SHORT EXERCISE. Pull out every line in the data that has the string "clinker" in it.

ITEMS.

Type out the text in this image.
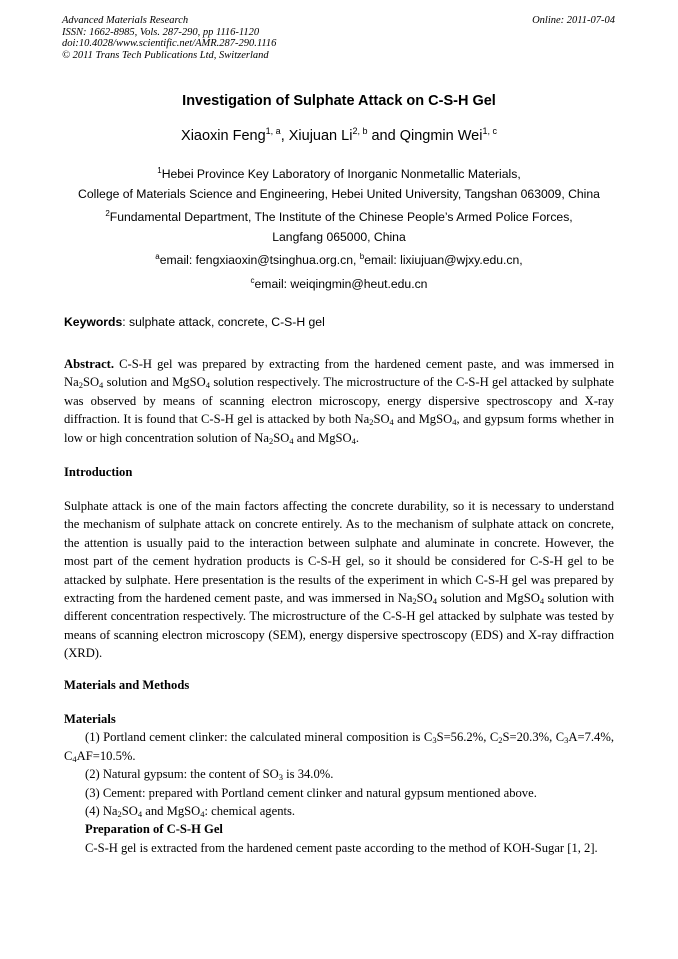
Advanced Materials Research
ISSN: 1662-8985, Vols. 287-290, pp 1116-1120
doi:10.4028/www.scientific.net/AMR.287-290.1116
© 2011 Trans Tech Publications Ltd, Switzerland
Online: 2011-07-04
Investigation of Sulphate Attack on C-S-H Gel
Xiaoxin Feng$^{1, a}$, Xiujuan Li$^{2, b}$ and Qingmin Wei$^{1, c}$
$^1$Hebei Province Key Laboratory of Inorganic Nonmetallic Materials,
College of Materials Science and Engineering, Hebei United University, Tangshan 063009, China
$^2$Fundamental Department, The Institute of the Chinese People’s Armed Police Forces,
Langfang 065000, China
$^a$email: fengxiaoxin@tsinghua.org.cn, $^b$email: lixiujuan@wjxy.edu.cn,
$^c$email: weiqingmin@heut.edu.cn
Keywords: sulphate attack, concrete, C-S-H gel
Abstract. C-S-H gel was prepared by extracting from the hardened cement paste, and was immersed in $Na_2SO_4$ solution and MgSO$_4$ solution respectively. The microstructure of the C-S-H gel attacked by sulphate was observed by means of scanning electron microscopy, energy dispersive spectroscopy and X-ray diffraction. It is found that C-S-H gel is attacked by both $Na_2SO_4$ and MgSO$_4$, and gypsum forms whether in low or high concentration solution of $Na_2SO_4$ and MgSO$_4$.
Introduction
Sulphate attack is one of the main factors affecting the concrete durability, so it is necessary to understand the mechanism of sulphate attack on concrete entirely. As to the mechanism of sulphate attack on concrete, the attention is usually paid to the interaction between sulphate and aluminate in concrete. However, the most part of the cement hydration products is C-S-H gel, so it should be considered for C-S-H gel to be attacked by sulphate. Here presentation is the results of the experiment in which C-S-H gel was prepared by extracting from the hardened cement paste, and was immersed in $Na_2SO_4$ solution and MgSO$_4$ solution with different concentration respectively. The microstructure of the C-S-H gel attacked by sulphate was tested by means of scanning electron microscopy (SEM), energy dispersive spectroscopy (EDS) and X-ray diffraction (XRD).
Materials and Methods
Materials
(1) Portland cement clinker: the calculated mineral composition is $C_3S=56.2\%$, $C_2S=20.3\%$, $C_3A=7.4\%$, $C_4AF=10.5\%$.
(2) Natural gypsum: the content of $SO_3$ is 34.0%.
(3) Cement: prepared with Portland cement clinker and natural gypsum mentioned above.
(4) $Na_2SO_4$ and MgSO$_4$: chemical agents.
Preparation of C-S-H Gel
C-S-H gel is extracted from the hardened cement paste according to the method of KOH-Sugar [1, 2].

CORRECT ANSWER.
(1) Portland cement clinker: the calculated mineral composition is $C_3S=56.2\%$, $C_2S=20.3\%$, $C_3A=7.4\%$, $C_4AF=10.5\%$.
(3) Cement: prepared with Portland cement clinker and natural gypsum mentioned above.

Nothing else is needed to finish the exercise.